**Figure contents as structured data**
####
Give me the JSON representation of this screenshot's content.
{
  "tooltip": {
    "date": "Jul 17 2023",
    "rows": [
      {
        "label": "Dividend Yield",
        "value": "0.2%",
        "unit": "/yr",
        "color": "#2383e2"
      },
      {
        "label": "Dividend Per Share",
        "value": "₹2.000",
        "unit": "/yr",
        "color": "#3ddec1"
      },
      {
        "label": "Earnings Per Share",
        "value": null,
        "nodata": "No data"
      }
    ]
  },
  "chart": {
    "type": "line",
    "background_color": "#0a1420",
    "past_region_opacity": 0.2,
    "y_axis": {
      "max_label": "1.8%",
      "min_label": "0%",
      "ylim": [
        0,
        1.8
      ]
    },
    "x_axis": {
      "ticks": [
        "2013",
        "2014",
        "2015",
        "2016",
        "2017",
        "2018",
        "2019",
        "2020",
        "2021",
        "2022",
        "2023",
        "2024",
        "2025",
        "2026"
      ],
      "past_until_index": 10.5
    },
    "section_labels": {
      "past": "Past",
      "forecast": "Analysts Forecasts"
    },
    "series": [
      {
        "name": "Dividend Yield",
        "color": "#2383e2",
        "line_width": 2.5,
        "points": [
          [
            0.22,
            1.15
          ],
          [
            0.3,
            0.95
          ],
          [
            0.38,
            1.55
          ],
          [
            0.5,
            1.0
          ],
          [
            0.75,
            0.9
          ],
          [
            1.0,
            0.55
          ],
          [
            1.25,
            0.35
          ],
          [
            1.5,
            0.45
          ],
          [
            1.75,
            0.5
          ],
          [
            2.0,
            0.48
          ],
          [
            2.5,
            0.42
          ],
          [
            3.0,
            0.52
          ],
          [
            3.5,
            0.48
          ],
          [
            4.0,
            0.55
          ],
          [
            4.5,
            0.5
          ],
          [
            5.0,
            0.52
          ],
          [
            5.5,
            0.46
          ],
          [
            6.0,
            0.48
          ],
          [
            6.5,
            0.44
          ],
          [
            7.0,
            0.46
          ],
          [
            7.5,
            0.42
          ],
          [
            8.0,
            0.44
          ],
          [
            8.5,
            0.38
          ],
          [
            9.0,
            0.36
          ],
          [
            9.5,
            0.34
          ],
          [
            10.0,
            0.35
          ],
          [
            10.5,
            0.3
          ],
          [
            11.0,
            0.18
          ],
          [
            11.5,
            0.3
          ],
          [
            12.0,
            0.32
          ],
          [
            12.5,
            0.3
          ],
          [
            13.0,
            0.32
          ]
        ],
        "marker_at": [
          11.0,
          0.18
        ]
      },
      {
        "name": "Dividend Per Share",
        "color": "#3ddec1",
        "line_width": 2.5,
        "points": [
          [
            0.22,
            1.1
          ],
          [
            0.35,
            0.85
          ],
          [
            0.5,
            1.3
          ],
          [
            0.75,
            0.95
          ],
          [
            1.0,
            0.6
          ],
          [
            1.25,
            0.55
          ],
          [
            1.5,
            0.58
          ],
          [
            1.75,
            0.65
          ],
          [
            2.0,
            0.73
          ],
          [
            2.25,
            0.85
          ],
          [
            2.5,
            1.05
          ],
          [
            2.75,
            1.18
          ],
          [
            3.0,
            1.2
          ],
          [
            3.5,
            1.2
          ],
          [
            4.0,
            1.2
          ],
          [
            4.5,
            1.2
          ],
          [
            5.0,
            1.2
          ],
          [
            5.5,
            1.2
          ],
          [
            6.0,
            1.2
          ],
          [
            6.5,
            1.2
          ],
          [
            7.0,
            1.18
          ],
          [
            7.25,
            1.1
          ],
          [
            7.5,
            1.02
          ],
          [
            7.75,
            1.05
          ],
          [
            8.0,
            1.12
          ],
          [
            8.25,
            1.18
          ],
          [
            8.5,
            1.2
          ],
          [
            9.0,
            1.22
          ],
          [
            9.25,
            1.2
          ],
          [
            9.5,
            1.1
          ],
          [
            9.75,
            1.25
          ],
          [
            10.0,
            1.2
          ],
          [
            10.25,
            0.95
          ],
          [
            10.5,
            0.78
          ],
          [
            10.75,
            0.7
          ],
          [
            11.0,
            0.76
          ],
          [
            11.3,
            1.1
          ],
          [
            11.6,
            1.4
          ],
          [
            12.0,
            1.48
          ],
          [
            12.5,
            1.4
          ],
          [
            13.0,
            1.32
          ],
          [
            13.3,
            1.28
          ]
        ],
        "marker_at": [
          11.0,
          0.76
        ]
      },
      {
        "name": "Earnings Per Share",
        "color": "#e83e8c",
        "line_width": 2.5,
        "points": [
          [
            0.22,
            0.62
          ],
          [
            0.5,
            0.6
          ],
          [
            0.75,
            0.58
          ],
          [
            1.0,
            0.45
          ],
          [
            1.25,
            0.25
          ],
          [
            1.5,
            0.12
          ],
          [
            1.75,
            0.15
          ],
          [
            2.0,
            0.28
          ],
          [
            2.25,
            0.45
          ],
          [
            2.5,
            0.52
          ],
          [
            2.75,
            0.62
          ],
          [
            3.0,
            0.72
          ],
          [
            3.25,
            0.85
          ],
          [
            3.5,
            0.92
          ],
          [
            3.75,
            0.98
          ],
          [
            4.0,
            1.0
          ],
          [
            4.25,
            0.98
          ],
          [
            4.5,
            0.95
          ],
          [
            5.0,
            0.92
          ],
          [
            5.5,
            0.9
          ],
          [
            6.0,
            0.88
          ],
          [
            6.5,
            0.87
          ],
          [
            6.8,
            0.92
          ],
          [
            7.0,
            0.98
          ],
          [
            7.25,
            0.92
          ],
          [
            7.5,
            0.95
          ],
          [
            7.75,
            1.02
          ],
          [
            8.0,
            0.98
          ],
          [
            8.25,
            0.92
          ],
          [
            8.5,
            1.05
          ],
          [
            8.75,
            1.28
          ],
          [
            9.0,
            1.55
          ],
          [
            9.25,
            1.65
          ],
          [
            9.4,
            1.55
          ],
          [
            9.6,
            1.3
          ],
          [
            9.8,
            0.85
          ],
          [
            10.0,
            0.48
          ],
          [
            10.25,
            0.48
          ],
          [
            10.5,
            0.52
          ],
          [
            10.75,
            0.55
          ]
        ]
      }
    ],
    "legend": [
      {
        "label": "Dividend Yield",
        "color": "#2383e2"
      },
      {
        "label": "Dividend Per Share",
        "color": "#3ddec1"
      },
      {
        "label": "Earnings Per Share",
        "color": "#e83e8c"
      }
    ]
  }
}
####
**Set task**
Review the preceding data and report every line that includes the string "name".

**Written answer**
        "name": "Dividend Yield",
        "name": "Dividend Per Share",
        "name": "Earnings Per Share",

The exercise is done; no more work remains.